- Objective:
The exercise asks for every line of the data to be reproduced exactly.

========

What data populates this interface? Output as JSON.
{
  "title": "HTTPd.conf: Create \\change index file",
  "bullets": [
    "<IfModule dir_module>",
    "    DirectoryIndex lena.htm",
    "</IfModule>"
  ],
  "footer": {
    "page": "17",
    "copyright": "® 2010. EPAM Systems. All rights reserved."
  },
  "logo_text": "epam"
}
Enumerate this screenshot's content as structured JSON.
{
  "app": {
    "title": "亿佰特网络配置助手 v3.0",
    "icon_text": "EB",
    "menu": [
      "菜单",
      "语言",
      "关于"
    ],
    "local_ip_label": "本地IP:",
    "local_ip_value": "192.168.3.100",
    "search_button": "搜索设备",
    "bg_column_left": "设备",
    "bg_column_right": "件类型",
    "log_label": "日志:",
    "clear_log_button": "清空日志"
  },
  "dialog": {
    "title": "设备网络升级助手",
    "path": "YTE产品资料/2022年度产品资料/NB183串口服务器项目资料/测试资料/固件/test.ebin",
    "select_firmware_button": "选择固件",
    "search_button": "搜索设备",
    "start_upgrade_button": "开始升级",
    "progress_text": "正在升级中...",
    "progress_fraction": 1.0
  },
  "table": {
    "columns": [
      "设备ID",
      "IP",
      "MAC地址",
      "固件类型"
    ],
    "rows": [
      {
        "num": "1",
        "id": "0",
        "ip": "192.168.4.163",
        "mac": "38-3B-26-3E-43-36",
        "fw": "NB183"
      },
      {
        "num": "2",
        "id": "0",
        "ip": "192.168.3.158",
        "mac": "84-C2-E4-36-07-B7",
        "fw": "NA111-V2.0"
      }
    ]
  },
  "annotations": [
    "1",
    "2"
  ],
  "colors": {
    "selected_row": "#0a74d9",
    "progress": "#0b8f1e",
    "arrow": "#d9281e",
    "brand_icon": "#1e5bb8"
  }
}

========

- Answer to the problem:
What data populates this interface? Output as JSON.
{
  "title": "HTTPd.conf: Create \\change index file",
  "bullets": [
    "<IfModule dir_module>",
    "    DirectoryIndex lena.htm",
    "</IfModule>"
  ],
  "footer": {
    "page": "17",
    "copyright": "® 2010. EPAM Systems. All rights reserved."
  },
  "logo_text": "epam"
}
Enumerate this screenshot's content as structured JSON.
{
  "app": {
    "title": "亿佰特网络配置助手 v3.0",
    "icon_text": "EB",
    "menu": [
      "菜单",
      "语言",
      "关于"
    ],
    "local_ip_label": "本地IP:",
    "local_ip_value": "192.168.3.100",
    "search_button": "搜索设备",
    "bg_column_left": "设备",
    "bg_column_right": "件类型",
    "log_label": "日志:",
    "clear_log_button": "清空日志"
  },
  "dialog": {
    "title": "设备网络升级助手",
    "path": "YTE产品资料/2022年度产品资料/NB183串口服务器项目资料/测试资料/固件/test.ebin",
    "select_firmware_button": "选择固件",
    "search_button": "搜索设备",
    "start_upgrade_button": "开始升级",
    "progress_text": "正在升级中...",
    "progress_fraction": 1.0
  },
  "table": {
    "columns": [
      "设备ID",
      "IP",
      "MAC地址",
      "固件类型"
    ],
    "rows": [
      {
        "num": "1",
        "id": "0",
        "ip": "192.168.4.163",
        "mac": "38-3B-26-3E-43-36",
        "fw": "NB183"
      },
      {
        "num": "2",
        "id": "0",
        "ip": "192.168.3.158",
        "mac": "84-C2-E4-36-07-B7",
        "fw": "NA111-V2.0"
      }
    ]
  },
  "annotations": [
    "1",
    "2"
  ],
  "colors": {
    "selected_row": "#0a74d9",
    "progress": "#0b8f1e",
    "arrow": "#d9281e",
    "brand_icon": "#1e5bb8"
  }
}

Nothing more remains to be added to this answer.